Saved data entries:
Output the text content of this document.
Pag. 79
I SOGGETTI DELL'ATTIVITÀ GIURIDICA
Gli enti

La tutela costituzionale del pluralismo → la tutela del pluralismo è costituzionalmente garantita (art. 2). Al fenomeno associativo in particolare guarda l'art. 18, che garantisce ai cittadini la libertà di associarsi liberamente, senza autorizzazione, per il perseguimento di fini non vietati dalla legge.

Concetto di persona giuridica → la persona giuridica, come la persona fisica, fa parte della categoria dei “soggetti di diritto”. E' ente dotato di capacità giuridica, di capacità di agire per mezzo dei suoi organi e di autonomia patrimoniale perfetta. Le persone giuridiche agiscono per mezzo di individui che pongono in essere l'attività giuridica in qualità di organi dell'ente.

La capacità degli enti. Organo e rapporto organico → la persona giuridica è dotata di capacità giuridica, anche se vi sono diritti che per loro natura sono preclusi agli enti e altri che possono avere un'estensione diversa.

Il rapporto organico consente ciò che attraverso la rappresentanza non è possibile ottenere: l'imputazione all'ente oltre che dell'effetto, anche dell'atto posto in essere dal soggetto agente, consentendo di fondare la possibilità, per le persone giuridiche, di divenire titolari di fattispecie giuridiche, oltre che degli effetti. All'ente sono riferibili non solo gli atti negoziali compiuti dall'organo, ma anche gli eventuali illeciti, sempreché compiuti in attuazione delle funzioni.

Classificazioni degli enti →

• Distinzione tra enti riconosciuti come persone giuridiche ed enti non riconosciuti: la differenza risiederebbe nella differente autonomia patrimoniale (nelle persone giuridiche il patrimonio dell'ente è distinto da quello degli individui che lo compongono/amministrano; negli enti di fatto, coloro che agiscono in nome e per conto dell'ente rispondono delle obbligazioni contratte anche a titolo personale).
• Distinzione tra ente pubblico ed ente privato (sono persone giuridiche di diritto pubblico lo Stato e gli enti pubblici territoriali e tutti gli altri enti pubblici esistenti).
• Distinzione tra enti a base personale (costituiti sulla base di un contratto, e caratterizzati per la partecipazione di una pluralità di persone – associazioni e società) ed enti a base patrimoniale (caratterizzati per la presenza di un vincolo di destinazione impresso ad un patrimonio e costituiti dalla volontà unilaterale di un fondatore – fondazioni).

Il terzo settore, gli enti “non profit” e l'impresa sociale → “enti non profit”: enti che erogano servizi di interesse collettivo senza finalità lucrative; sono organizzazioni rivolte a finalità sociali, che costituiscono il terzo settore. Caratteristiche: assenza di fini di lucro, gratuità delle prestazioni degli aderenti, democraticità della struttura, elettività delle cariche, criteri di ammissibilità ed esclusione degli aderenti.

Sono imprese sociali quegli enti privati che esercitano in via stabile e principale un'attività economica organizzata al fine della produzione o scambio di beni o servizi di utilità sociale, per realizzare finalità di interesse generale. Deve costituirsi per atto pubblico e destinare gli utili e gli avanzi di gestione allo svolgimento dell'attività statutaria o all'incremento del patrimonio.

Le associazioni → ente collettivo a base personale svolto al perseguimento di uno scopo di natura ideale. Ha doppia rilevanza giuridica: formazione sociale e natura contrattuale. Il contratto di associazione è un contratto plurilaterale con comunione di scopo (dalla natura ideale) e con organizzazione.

YOUR TASK:
Reproduce the complete set of lines precisely as supplied.

WRITTEN RESPONSE:
Output the text content of this document.
Pag. 79
I SOGGETTI DELL'ATTIVITÀ GIURIDICA
Gli enti

La tutela costituzionale del pluralismo → la tutela del pluralismo è costituzionalmente garantita (art. 2). Al fenomeno associativo in particolare guarda l'art. 18, che garantisce ai cittadini la libertà di associarsi liberamente, senza autorizzazione, per il perseguimento di fini non vietati dalla legge.

Concetto di persona giuridica → la persona giuridica, come la persona fisica, fa parte della categoria dei “soggetti di diritto”. E' ente dotato di capacità giuridica, di capacità di agire per mezzo dei suoi organi e di autonomia patrimoniale perfetta. Le persone giuridiche agiscono per mezzo di individui che pongono in essere l'attività giuridica in qualità di organi dell'ente.

La capacità degli enti. Organo e rapporto organico → la persona giuridica è dotata di capacità giuridica, anche se vi sono diritti che per loro natura sono preclusi agli enti e altri che possono avere un'estensione diversa.

Il rapporto organico consente ciò che attraverso la rappresentanza non è possibile ottenere: l'imputazione all'ente oltre che dell'effetto, anche dell'atto posto in essere dal soggetto agente, consentendo di fondare la possibilità, per le persone giuridiche, di divenire titolari di fattispecie giuridiche, oltre che degli effetti. All'ente sono riferibili non solo gli atti negoziali compiuti dall'organo, ma anche gli eventuali illeciti, sempreché compiuti in attuazione delle funzioni.

Classificazioni degli enti →

• Distinzione tra enti riconosciuti come persone giuridiche ed enti non riconosciuti: la differenza risiederebbe nella differente autonomia patrimoniale (nelle persone giuridiche il patrimonio dell'ente è distinto da quello degli individui che lo compongono/amministrano; negli enti di fatto, coloro che agiscono in nome e per conto dell'ente rispondono delle obbligazioni contratte anche a titolo personale).
• Distinzione tra ente pubblico ed ente privato (sono persone giuridiche di diritto pubblico lo Stato e gli enti pubblici territoriali e tutti gli altri enti pubblici esistenti).
• Distinzione tra enti a base personale (costituiti sulla base di un contratto, e caratterizzati per la partecipazione di una pluralità di persone – associazioni e società) ed enti a base patrimoniale (caratterizzati per la presenza di un vincolo di destinazione impresso ad un patrimonio e costituiti dalla volontà unilaterale di un fondatore – fondazioni).

Il terzo settore, gli enti “non profit” e l'impresa sociale → “enti non profit”: enti che erogano servizi di interesse collettivo senza finalità lucrative; sono organizzazioni rivolte a finalità sociali, che costituiscono il terzo settore. Caratteristiche: assenza di fini di lucro, gratuità delle prestazioni degli aderenti, democraticità della struttura, elettività delle cariche, criteri di ammissibilità ed esclusione degli aderenti.

Sono imprese sociali quegli enti privati che esercitano in via stabile e principale un'attività economica organizzata al fine della produzione o scambio di beni o servizi di utilità sociale, per realizzare finalità di interesse generale. Deve costituirsi per atto pubblico e destinare gli utili e gli avanzi di gestione allo svolgimento dell'attività statutaria o all'incremento del patrimonio.

Le associazioni → ente collettivo a base personale svolto al perseguimento di uno scopo di natura ideale. Ha doppia rilevanza giuridica: formazione sociale e natura contrattuale. Il contratto di associazione è un contratto plurilaterale con comunione di scopo (dalla natura ideale) e con organizzazione.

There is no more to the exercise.